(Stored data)
======

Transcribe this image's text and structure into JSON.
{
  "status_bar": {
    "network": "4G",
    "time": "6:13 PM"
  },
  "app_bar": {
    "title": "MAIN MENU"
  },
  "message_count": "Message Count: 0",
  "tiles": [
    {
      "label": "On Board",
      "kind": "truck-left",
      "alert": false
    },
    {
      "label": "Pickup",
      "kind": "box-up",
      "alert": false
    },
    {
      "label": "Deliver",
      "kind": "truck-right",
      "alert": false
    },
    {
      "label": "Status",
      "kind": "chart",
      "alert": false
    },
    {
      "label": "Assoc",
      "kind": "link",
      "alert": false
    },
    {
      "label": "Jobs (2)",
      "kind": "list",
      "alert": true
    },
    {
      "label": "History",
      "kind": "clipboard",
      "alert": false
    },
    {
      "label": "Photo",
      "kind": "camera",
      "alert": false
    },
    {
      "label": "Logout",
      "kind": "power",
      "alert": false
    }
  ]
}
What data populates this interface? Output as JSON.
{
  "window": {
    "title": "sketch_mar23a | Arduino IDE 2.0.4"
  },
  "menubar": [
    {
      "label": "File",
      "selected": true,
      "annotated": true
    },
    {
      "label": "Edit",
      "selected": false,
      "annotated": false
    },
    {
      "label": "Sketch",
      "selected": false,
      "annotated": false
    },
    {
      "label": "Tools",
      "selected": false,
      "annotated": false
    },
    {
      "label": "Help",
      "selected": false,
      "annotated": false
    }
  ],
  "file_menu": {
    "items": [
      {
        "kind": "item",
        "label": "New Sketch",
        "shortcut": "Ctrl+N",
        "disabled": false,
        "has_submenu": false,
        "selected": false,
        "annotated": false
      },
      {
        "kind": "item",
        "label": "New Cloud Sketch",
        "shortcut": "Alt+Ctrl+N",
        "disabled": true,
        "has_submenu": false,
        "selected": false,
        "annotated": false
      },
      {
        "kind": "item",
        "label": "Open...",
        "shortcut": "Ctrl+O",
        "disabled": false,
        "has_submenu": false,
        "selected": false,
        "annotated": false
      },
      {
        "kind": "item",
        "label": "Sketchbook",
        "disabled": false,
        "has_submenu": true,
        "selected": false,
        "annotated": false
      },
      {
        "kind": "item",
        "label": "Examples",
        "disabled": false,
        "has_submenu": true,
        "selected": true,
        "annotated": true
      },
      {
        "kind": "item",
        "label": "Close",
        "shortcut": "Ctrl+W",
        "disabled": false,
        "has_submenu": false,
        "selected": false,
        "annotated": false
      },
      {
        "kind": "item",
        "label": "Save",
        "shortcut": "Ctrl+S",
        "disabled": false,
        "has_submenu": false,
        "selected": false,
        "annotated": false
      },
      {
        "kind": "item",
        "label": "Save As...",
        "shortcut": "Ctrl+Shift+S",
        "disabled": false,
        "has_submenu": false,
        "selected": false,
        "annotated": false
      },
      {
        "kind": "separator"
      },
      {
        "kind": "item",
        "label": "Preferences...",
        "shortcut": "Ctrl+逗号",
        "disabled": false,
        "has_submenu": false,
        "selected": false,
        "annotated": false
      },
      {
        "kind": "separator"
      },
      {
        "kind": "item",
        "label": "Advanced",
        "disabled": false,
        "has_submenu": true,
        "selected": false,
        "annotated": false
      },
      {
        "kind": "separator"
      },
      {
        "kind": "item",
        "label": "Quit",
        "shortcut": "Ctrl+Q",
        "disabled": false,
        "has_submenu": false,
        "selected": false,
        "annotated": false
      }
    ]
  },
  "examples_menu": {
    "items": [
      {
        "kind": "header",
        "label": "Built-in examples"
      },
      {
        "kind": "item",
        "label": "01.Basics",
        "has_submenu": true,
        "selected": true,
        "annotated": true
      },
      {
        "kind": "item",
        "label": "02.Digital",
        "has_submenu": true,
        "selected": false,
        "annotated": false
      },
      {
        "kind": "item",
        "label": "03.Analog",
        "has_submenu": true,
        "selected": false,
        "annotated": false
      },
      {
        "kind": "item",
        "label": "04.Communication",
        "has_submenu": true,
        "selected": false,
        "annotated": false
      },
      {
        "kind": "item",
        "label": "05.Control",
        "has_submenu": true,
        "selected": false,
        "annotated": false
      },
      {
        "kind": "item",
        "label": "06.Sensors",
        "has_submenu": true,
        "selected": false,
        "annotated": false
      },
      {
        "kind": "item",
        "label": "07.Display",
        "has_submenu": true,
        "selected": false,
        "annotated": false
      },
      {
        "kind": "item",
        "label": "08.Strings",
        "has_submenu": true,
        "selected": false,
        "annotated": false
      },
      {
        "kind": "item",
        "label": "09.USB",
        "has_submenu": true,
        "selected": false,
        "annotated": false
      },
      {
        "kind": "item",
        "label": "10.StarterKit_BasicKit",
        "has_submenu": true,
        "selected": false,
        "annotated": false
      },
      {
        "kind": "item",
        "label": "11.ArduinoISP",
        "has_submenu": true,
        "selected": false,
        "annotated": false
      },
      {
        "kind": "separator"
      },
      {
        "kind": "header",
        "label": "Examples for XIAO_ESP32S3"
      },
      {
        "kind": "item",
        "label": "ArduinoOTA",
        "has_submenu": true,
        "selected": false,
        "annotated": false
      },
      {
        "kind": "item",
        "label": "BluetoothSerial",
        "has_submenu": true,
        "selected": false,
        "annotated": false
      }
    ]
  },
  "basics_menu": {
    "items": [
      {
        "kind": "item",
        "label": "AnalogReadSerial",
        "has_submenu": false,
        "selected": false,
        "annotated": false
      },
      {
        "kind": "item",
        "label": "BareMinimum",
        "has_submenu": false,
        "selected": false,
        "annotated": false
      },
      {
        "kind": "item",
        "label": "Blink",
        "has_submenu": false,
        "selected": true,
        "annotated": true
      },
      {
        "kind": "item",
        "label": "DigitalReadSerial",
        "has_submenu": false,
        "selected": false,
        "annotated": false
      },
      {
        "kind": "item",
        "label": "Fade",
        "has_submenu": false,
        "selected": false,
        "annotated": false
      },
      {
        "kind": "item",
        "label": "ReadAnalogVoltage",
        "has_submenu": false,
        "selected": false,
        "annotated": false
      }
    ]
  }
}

======

Goal of the exercise -> Each record must be repeated exactly as it is.

Result of the task ->
Transcribe this image's text and structure into JSON.
{
  "status_bar": {
    "network": "4G",
    "time": "6:13 PM"
  },
  "app_bar": {
    "title": "MAIN MENU"
  },
  "message_count": "Message Count: 0",
  "tiles": [
    {
      "label": "On Board",
      "kind": "truck-left",
      "alert": false
    },
    {
      "label": "Pickup",
      "kind": "box-up",
      "alert": false
    },
    {
      "label": "Deliver",
      "kind": "truck-right",
      "alert": false
    },
    {
      "label": "Status",
      "kind": "chart",
      "alert": false
    },
    {
      "label": "Assoc",
      "kind": "link",
      "alert": false
    },
    {
      "label": "Jobs (2)",
      "kind": "list",
      "alert": true
    },
    {
      "label": "History",
      "kind": "clipboard",
      "alert": false
    },
    {
      "label": "Photo",
      "kind": "camera",
      "alert": false
    },
    {
      "label": "Logout",
      "kind": "power",
      "alert": false
    }
  ]
}
What data populates this interface? Output as JSON.
{
  "window": {
    "title": "sketch_mar23a | Arduino IDE 2.0.4"
  },
  "menubar": [
    {
      "label": "File",
      "selected": true,
      "annotated": true
    },
    {
      "label": "Edit",
      "selected": false,
      "annotated": false
    },
    {
      "label": "Sketch",
      "selected": false,
      "annotated": false
    },
    {
      "label": "Tools",
      "selected": false,
      "annotated": false
    },
    {
      "label": "Help",
      "selected": false,
      "annotated": false
    }
  ],
  "file_menu": {
    "items": [
      {
        "kind": "item",
        "label": "New Sketch",
        "shortcut": "Ctrl+N",
        "disabled": false,
        "has_submenu": false,
        "selected": false,
        "annotated": false
      },
      {
        "kind": "item",
        "label": "New Cloud Sketch",
        "shortcut": "Alt+Ctrl+N",
        "disabled": true,
        "has_submenu": false,
        "selected": false,
        "annotated": false
      },
      {
        "kind": "item",
        "label": "Open...",
        "shortcut": "Ctrl+O",
        "disabled": false,
        "has_submenu": false,
        "selected": false,
        "annotated": false
      },
      {
        "kind": "item",
        "label": "Sketchbook",
        "disabled": false,
        "has_submenu": true,
        "selected": false,
        "annotated": false
      },
      {
        "kind": "item",
        "label": "Examples",
        "disabled": false,
        "has_submenu": true,
        "selected": true,
        "annotated": true
      },
      {
        "kind": "item",
        "label": "Close",
        "shortcut": "Ctrl+W",
        "disabled": false,
        "has_submenu": false,
        "selected": false,
        "annotated": false
      },
      {
        "kind": "item",
        "label": "Save",
        "shortcut": "Ctrl+S",
        "disabled": false,
        "has_submenu": false,
        "selected": false,
        "annotated": false
      },
      {
        "kind": "item",
        "label": "Save As...",
        "shortcut": "Ctrl+Shift+S",
        "disabled": false,
        "has_submenu": false,
        "selected": false,
        "annotated": false
      },
      {
        "kind": "separator"
      },
      {
        "kind": "item",
        "label": "Preferences...",
        "shortcut": "Ctrl+逗号",
        "disabled": false,
        "has_submenu": false,
        "selected": false,
        "annotated": false
      },
      {
        "kind": "separator"
      },
      {
        "kind": "item",
        "label": "Advanced",
        "disabled": false,
        "has_submenu": true,
        "selected": false,
        "annotated": false
      },
      {
        "kind": "separator"
      },
      {
        "kind": "item",
        "label": "Quit",
        "shortcut": "Ctrl+Q",
        "disabled": false,
        "has_submenu": false,
        "selected": false,
        "annotated": false
      }
    ]
  },
  "examples_menu": {
    "items": [
      {
        "kind": "header",
        "label": "Built-in examples"
      },
      {
        "kind": "item",
        "label": "01.Basics",
        "has_submenu": true,
        "selected": true,
        "annotated": true
      },
      {
        "kind": "item",
        "label": "02.Digital",
        "has_submenu": true,
        "selected": false,
        "annotated": false
      },
      {
        "kind": "item",
        "label": "03.Analog",
        "has_submenu": true,
        "selected": false,
        "annotated": false
      },
      {
        "kind": "item",
        "label": "04.Communication",
        "has_submenu": true,
        "selected": false,
        "annotated": false
      },
      {
        "kind": "item",
        "label": "05.Control",
        "has_submenu": true,
        "selected": false,
        "annotated": false
      },
      {
        "kind": "item",
        "label": "06.Sensors",
        "has_submenu": true,
        "selected": false,
        "annotated": false
      },
      {
        "kind": "item",
        "label": "07.Display",
        "has_submenu": true,
        "selected": false,
        "annotated": false
      },
      {
        "kind": "item",
        "label": "08.Strings",
        "has_submenu": true,
        "selected": false,
        "annotated": false
      },
      {
        "kind": "item",
        "label": "09.USB",
        "has_submenu": true,
        "selected": false,
        "annotated": false
      },
      {
        "kind": "item",
        "label": "10.StarterKit_BasicKit",
        "has_submenu": true,
        "selected": false,
        "annotated": false
      },
      {
        "kind": "item",
        "label": "11.ArduinoISP",
        "has_submenu": true,
        "selected": false,
        "annotated": false
      },
      {
        "kind": "separator"
      },
      {
        "kind": "header",
        "label": "Examples for XIAO_ESP32S3"
      },
      {
        "kind": "item",
        "label": "ArduinoOTA",
        "has_submenu": true,
        "selected": false,
        "annotated": false
      },
      {
        "kind": "item",
        "label": "BluetoothSerial",
        "has_submenu": true,
        "selected": false,
        "annotated": false
      }
    ]
  },
  "basics_menu": {
    "items": [
      {
        "kind": "item",
        "label": "AnalogReadSerial",
        "has_submenu": false,
        "selected": false,
        "annotated": false
      },
      {
        "kind": "item",
        "label": "BareMinimum",
        "has_submenu": false,
        "selected": false,
        "annotated": false
      },
      {
        "kind": "item",
        "label": "Blink",
        "has_submenu": false,
        "selected": true,
        "annotated": true
      },
      {
        "kind": "item",
        "label": "DigitalReadSerial",
        "has_submenu": false,
        "selected": false,
        "annotated": false
      },
      {
        "kind": "item",
        "label": "Fade",
        "has_submenu": false,
        "selected": false,
        "annotated": false
      },
      {
        "kind": "item",
        "label": "ReadAnalogVoltage",
        "has_submenu": false,
        "selected": false,
        "annotated": false
      }
    ]
  }
}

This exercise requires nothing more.